'''

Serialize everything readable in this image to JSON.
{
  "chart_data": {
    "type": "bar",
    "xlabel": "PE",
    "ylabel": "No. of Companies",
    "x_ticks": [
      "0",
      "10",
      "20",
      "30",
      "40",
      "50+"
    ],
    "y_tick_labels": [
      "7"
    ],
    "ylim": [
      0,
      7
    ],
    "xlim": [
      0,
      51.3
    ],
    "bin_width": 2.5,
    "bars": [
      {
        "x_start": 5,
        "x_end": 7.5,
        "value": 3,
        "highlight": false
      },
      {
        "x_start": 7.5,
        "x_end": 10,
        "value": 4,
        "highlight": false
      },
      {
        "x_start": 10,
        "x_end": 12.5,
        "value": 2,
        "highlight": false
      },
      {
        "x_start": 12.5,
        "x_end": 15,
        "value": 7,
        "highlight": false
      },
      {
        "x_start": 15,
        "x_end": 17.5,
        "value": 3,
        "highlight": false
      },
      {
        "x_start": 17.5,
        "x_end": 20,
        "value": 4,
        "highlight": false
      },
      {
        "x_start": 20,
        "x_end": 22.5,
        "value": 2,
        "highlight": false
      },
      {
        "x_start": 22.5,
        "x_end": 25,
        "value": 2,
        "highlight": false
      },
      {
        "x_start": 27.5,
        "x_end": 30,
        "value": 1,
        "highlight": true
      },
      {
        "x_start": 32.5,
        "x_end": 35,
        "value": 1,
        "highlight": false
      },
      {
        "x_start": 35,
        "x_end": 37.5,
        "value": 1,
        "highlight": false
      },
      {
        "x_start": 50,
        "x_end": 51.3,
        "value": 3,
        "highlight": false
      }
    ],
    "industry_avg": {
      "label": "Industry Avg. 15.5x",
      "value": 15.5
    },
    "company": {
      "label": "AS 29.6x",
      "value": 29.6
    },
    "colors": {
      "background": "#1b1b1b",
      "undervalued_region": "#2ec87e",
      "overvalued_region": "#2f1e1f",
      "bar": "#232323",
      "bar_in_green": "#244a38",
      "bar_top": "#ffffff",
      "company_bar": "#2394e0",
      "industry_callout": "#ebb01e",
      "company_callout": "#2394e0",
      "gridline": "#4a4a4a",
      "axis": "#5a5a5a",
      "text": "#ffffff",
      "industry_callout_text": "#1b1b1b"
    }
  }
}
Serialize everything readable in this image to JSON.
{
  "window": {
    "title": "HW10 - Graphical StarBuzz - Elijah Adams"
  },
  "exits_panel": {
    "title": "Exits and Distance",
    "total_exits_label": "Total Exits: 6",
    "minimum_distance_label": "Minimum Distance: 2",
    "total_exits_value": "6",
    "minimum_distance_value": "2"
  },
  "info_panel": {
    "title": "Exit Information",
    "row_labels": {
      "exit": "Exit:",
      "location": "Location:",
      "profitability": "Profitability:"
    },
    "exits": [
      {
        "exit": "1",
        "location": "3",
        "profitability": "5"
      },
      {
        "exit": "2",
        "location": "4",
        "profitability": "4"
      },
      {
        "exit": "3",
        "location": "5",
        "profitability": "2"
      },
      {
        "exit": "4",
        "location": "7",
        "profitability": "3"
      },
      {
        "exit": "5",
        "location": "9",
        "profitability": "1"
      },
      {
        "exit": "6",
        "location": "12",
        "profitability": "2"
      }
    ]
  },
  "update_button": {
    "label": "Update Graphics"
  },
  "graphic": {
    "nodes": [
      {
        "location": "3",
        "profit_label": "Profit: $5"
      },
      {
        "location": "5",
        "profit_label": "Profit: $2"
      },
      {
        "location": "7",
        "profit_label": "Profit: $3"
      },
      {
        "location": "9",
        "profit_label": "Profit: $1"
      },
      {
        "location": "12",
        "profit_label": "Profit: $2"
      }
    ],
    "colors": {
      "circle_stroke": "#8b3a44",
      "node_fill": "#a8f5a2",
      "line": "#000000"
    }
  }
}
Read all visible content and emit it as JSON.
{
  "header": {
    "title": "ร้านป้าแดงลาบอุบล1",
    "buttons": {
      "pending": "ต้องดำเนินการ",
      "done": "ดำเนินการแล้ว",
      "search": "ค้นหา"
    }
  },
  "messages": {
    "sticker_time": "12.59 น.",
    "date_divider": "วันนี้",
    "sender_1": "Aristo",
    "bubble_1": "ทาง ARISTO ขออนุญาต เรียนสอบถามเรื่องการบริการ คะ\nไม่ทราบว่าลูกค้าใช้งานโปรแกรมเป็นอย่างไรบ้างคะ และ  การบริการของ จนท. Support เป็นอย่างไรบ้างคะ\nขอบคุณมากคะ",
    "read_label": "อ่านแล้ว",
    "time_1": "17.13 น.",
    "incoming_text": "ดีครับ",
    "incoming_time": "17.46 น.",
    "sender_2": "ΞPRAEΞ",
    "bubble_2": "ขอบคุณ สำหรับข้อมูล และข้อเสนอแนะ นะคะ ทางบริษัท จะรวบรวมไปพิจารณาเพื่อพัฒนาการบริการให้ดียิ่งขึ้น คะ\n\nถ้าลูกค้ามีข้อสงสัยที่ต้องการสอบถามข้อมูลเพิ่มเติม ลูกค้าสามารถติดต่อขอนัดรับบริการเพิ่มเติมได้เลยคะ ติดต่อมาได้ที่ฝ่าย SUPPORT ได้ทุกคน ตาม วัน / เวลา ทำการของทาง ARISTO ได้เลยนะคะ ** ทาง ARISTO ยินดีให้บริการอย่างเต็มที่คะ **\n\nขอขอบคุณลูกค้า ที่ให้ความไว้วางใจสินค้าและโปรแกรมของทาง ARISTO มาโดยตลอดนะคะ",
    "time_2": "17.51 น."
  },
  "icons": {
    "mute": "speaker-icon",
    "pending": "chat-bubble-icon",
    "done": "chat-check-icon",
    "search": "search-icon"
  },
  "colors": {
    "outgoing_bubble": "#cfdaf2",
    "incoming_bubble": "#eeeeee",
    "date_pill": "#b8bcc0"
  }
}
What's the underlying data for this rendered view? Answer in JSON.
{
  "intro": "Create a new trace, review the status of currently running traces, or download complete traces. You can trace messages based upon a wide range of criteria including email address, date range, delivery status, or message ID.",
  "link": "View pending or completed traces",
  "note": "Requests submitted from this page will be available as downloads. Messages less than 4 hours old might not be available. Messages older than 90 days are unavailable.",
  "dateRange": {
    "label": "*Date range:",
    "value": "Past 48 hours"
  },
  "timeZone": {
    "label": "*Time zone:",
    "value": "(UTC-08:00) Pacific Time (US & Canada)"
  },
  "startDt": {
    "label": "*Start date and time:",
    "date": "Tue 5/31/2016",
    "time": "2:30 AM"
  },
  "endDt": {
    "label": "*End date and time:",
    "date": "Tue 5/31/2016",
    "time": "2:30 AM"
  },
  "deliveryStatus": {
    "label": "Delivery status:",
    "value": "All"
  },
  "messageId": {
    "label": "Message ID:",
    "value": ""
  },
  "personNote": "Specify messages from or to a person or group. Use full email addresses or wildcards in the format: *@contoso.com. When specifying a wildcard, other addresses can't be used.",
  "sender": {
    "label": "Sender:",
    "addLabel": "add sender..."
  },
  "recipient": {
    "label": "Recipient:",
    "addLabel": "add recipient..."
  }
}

'''

◆ OBJECTIVE: What is needed here is an exact reproduction of all the entries.

◆ RIGHT ANSWER:
Serialize everything readable in this image to JSON.
{
  "chart_data": {
    "type": "bar",
    "xlabel": "PE",
    "ylabel": "No. of Companies",
    "x_ticks": [
      "0",
      "10",
      "20",
      "30",
      "40",
      "50+"
    ],
    "y_tick_labels": [
      "7"
    ],
    "ylim": [
      0,
      7
    ],
    "xlim": [
      0,
      51.3
    ],
    "bin_width": 2.5,
    "bars": [
      {
        "x_start": 5,
        "x_end": 7.5,
        "value": 3,
        "highlight": false
      },
      {
        "x_start": 7.5,
        "x_end": 10,
        "value": 4,
        "highlight": false
      },
      {
        "x_start": 10,
        "x_end": 12.5,
        "value": 2,
        "highlight": false
      },
      {
        "x_start": 12.5,
        "x_end": 15,
        "value": 7,
        "highlight": false
      },
      {
        "x_start": 15,
        "x_end": 17.5,
        "value": 3,
        "highlight": false
      },
      {
        "x_start": 17.5,
        "x_end": 20,
        "value": 4,
        "highlight": false
      },
      {
        "x_start": 20,
        "x_end": 22.5,
        "value": 2,
        "highlight": false
      },
      {
        "x_start": 22.5,
        "x_end": 25,
        "value": 2,
        "highlight": false
      },
      {
        "x_start": 27.5,
        "x_end": 30,
        "value": 1,
        "highlight": true
      },
      {
        "x_start": 32.5,
        "x_end": 35,
        "value": 1,
        "highlight": false
      },
      {
        "x_start": 35,
        "x_end": 37.5,
        "value": 1,
        "highlight": false
      },
      {
        "x_start": 50,
        "x_end": 51.3,
        "value": 3,
        "highlight": false
      }
    ],
    "industry_avg": {
      "label": "Industry Avg. 15.5x",
      "value": 15.5
    },
    "company": {
      "label": "AS 29.6x",
      "value": 29.6
    },
    "colors": {
      "background": "#1b1b1b",
      "undervalued_region": "#2ec87e",
      "overvalued_region": "#2f1e1f",
      "bar": "#232323",
      "bar_in_green": "#244a38",
      "bar_top": "#ffffff",
      "company_bar": "#2394e0",
      "industry_callout": "#ebb01e",
      "company_callout": "#2394e0",
      "gridline": "#4a4a4a",
      "axis": "#5a5a5a",
      "text": "#ffffff",
      "industry_callout_text": "#1b1b1b"
    }
  }
}
Serialize everything readable in this image to JSON.
{
  "window": {
    "title": "HW10 - Graphical StarBuzz - Elijah Adams"
  },
  "exits_panel": {
    "title": "Exits and Distance",
    "total_exits_label": "Total Exits: 6",
    "minimum_distance_label": "Minimum Distance: 2",
    "total_exits_value": "6",
    "minimum_distance_value": "2"
  },
  "info_panel": {
    "title": "Exit Information",
    "row_labels": {
      "exit": "Exit:",
      "location": "Location:",
      "profitability": "Profitability:"
    },
    "exits": [
      {
        "exit": "1",
        "location": "3",
        "profitability": "5"
      },
      {
        "exit": "2",
        "location": "4",
        "profitability": "4"
      },
      {
        "exit": "3",
        "location": "5",
        "profitability": "2"
      },
      {
        "exit": "4",
        "location": "7",
        "profitability": "3"
      },
      {
        "exit": "5",
        "location": "9",
        "profitability": "1"
      },
      {
        "exit": "6",
        "location": "12",
        "profitability": "2"
      }
    ]
  },
  "update_button": {
    "label": "Update Graphics"
  },
  "graphic": {
    "nodes": [
      {
        "location": "3",
        "profit_label": "Profit: $5"
      },
      {
        "location": "5",
        "profit_label": "Profit: $2"
      },
      {
        "location": "7",
        "profit_label": "Profit: $3"
      },
      {
        "location": "9",
        "profit_label": "Profit: $1"
      },
      {
        "location": "12",
        "profit_label": "Profit: $2"
      }
    ],
    "colors": {
      "circle_stroke": "#8b3a44",
      "node_fill": "#a8f5a2",
      "line": "#000000"
    }
  }
}
Read all visible content and emit it as JSON.
{
  "header": {
    "title": "ร้านป้าแดงลาบอุบล1",
    "buttons": {
      "pending": "ต้องดำเนินการ",
      "done": "ดำเนินการแล้ว",
      "search": "ค้นหา"
    }
  },
  "messages": {
    "sticker_time": "12.59 น.",
    "date_divider": "วันนี้",
    "sender_1": "Aristo",
    "bubble_1": "ทาง ARISTO ขออนุญาต เรียนสอบถามเรื่องการบริการ คะ\nไม่ทราบว่าลูกค้าใช้งานโปรแกรมเป็นอย่างไรบ้างคะ และ  การบริการของ จนท. Support เป็นอย่างไรบ้างคะ\nขอบคุณมากคะ",
    "read_label": "อ่านแล้ว",
    "time_1": "17.13 น.",
    "incoming_text": "ดีครับ",
    "incoming_time": "17.46 น.",
    "sender_2": "ΞPRAEΞ",
    "bubble_2": "ขอบคุณ สำหรับข้อมูล และข้อเสนอแนะ นะคะ ทางบริษัท จะรวบรวมไปพิจารณาเพื่อพัฒนาการบริการให้ดียิ่งขึ้น คะ\n\nถ้าลูกค้ามีข้อสงสัยที่ต้องการสอบถามข้อมูลเพิ่มเติม ลูกค้าสามารถติดต่อขอนัดรับบริการเพิ่มเติมได้เลยคะ ติดต่อมาได้ที่ฝ่าย SUPPORT ได้ทุกคน ตาม วัน / เวลา ทำการของทาง ARISTO ได้เลยนะคะ ** ทาง ARISTO ยินดีให้บริการอย่างเต็มที่คะ **\n\nขอขอบคุณลูกค้า ที่ให้ความไว้วางใจสินค้าและโปรแกรมของทาง ARISTO มาโดยตลอดนะคะ",
    "time_2": "17.51 น."
  },
  "icons": {
    "mute": "speaker-icon",
    "pending": "chat-bubble-icon",
    "done": "chat-check-icon",
    "search": "search-icon"
  },
  "colors": {
    "outgoing_bubble": "#cfdaf2",
    "incoming_bubble": "#eeeeee",
    "date_pill": "#b8bcc0"
  }
}
What's the underlying data for this rendered view? Answer in JSON.
{
  "intro": "Create a new trace, review the status of currently running traces, or download complete traces. You can trace messages based upon a wide range of criteria including email address, date range, delivery status, or message ID.",
  "link": "View pending or completed traces",
  "note": "Requests submitted from this page will be available as downloads. Messages less than 4 hours old might not be available. Messages older than 90 days are unavailable.",
  "dateRange": {
    "label": "*Date range:",
    "value": "Past 48 hours"
  },
  "timeZone": {
    "label": "*Time zone:",
    "value": "(UTC-08:00) Pacific Time (US & Canada)"
  },
  "startDt": {
    "label": "*Start date and time:",
    "date": "Tue 5/31/2016",
    "time": "2:30 AM"
  },
  "endDt": {
    "label": "*End date and time:",
    "date": "Tue 5/31/2016",
    "time": "2:30 AM"
  },
  "deliveryStatus": {
    "label": "Delivery status:",
    "value": "All"
  },
  "messageId": {
    "label": "Message ID:",
    "value": ""
  },
  "personNote": "Specify messages from or to a person or group. Use full email addresses or wildcards in the format: *@contoso.com. When specifying a wildcard, other addresses can't be used.",
  "sender": {
    "label": "Sender:",
    "addLabel": "add sender..."
  },
  "recipient": {
    "label": "Recipient:",
    "addLabel": "add recipient..."
  }
}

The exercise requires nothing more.